● **WORK INSTRUCTIONS**:
Print every entry, word for word, and skip the images.

(Images of document pages with text)
# # # #
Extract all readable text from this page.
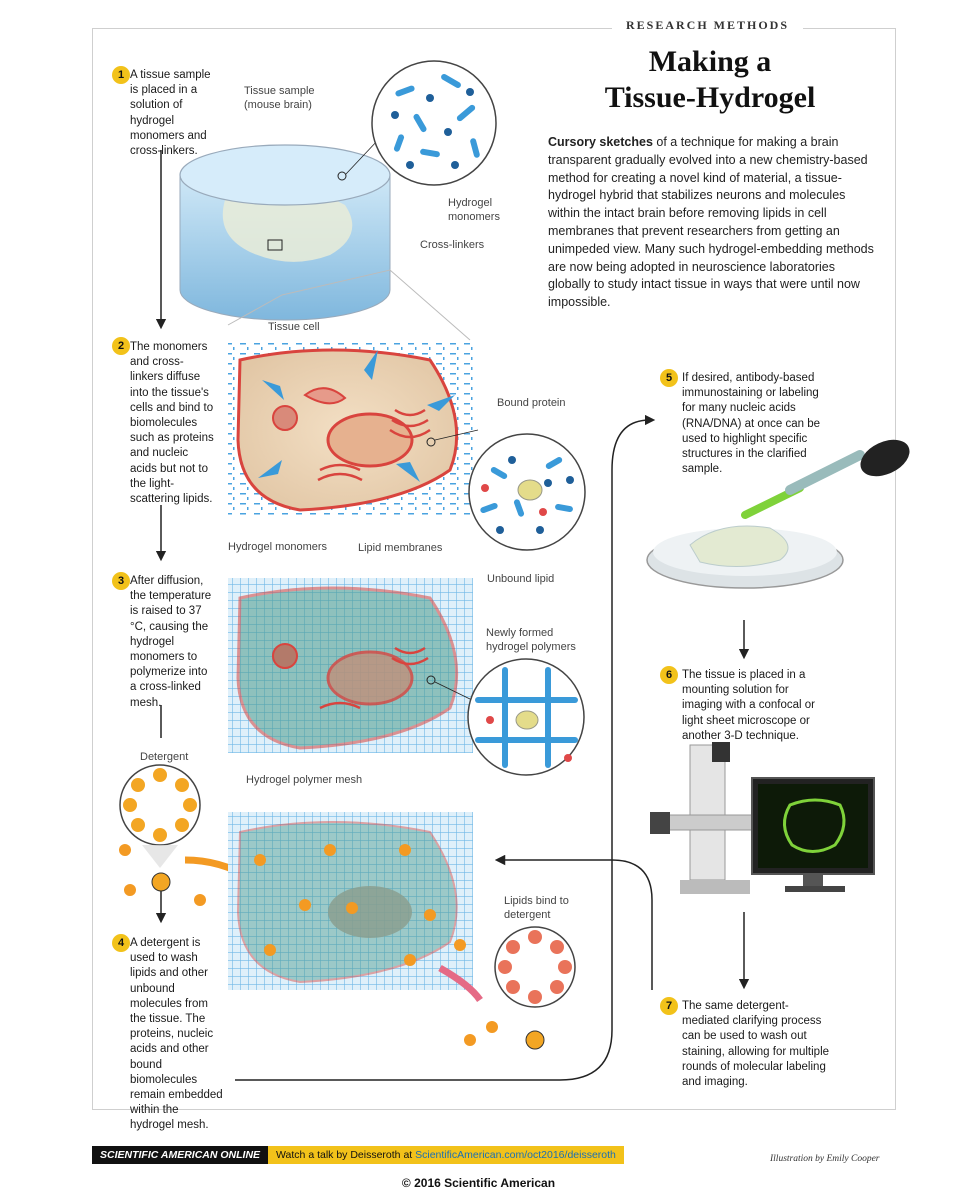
RESEARCH METHODS
Making a
Tissue-Hydrogel
Cursory sketches of a technique for making a brain transparent gradually evolved into a new chemistry-based method for creating a novel kind of material, a tissue-hydrogel hybrid that stabilizes neurons and molecules within the intact brain before removing lipids in cell membranes that prevent researchers from getting an unimpeded view. Many such hydrogel-embedding methods are now being adopted in neuroscience laboratories globally to study intact tissue in ways that were until now impossible.
1 A tissue sample is placed in a solution of hydrogel monomers and cross-linkers.
2 The monomers and cross-linkers diffuse into the tissue's cells and bind to biomolecules such as proteins and nucleic acids but not to the light-scattering lipids.
3 After diffusion, the temperature is raised to 37 °C, causing the hydrogel monomers to polymerize into a cross-linked mesh.
4 A detergent is used to wash lipids and other unbound molecules from the tissue. The proteins, nucleic acids and other bound biomolecules remain embedded within the hydrogel mesh.
5 If desired, antibody-based immunostaining or labeling for many nucleic acids (RNA/DNA) at once can be used to highlight specific structures in the clarified sample.
6 The tissue is placed in a mounting solution for imaging with a confocal or light sheet microscope or another 3-D technique.
7 The same detergent-mediated clarifying process can be used to wash out staining, allowing for multiple rounds of molecular labeling and imaging.
Tissue sample (mouse brain)
Hydrogel monomers
Cross-linkers
Tissue cell
Bound protein
Hydrogel monomers	Lipid membranes
Unbound lipid
Newly formed hydrogel polymers
Hydrogel polymer mesh
Detergent
Lipids bind to detergent
SCIENTIFIC AMERICAN ONLINE	Watch a talk by Deisseroth at ScientificAmerican.com/oct2016/deisseroth	Illustration by Emily Cooper
© 2016 Scientific American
# # # #
● **RESPONSE TO THE EXERCISE**:
Extract all readable text from this page.
RESEARCH METHODS
Making a
Tissue-Hydrogel
Cursory sketches of a technique for making a brain transparent gradually evolved into a new chemistry-based method for creating a novel kind of material, a tissue-hydrogel hybrid that stabilizes neurons and molecules within the intact brain before removing lipids in cell membranes that prevent researchers from getting an unimpeded view. Many such hydrogel-embedding methods are now being adopted in neuroscience laboratories globally to study intact tissue in ways that were until now impossible.
1 A tissue sample is placed in a solution of hydrogel monomers and cross-linkers.
2 The monomers and cross-linkers diffuse into the tissue's cells and bind to biomolecules such as proteins and nucleic acids but not to the light-scattering lipids.
3 After diffusion, the temperature is raised to 37 °C, causing the hydrogel monomers to polymerize into a cross-linked mesh.
4 A detergent is used to wash lipids and other unbound molecules from the tissue. The proteins, nucleic acids and other bound biomolecules remain embedded within the hydrogel mesh.
5 If desired, antibody-based immunostaining or labeling for many nucleic acids (RNA/DNA) at once can be used to highlight specific structures in the clarified sample.
6 The tissue is placed in a mounting solution for imaging with a confocal or light sheet microscope or another 3-D technique.
7 The same detergent-mediated clarifying process can be used to wash out staining, allowing for multiple rounds of molecular labeling and imaging.
Tissue sample (mouse brain)
Hydrogel monomers
Cross-linkers
Tissue cell
Bound protein
Hydrogel monomers	Lipid membranes
Unbound lipid
Newly formed hydrogel polymers
Hydrogel polymer mesh
Detergent
Lipids bind to detergent
SCIENTIFIC AMERICAN ONLINE	Watch a talk by Deisseroth at ScientificAmerican.com/oct2016/deisseroth	Illustration by Emily Cooper
© 2016 Scientific American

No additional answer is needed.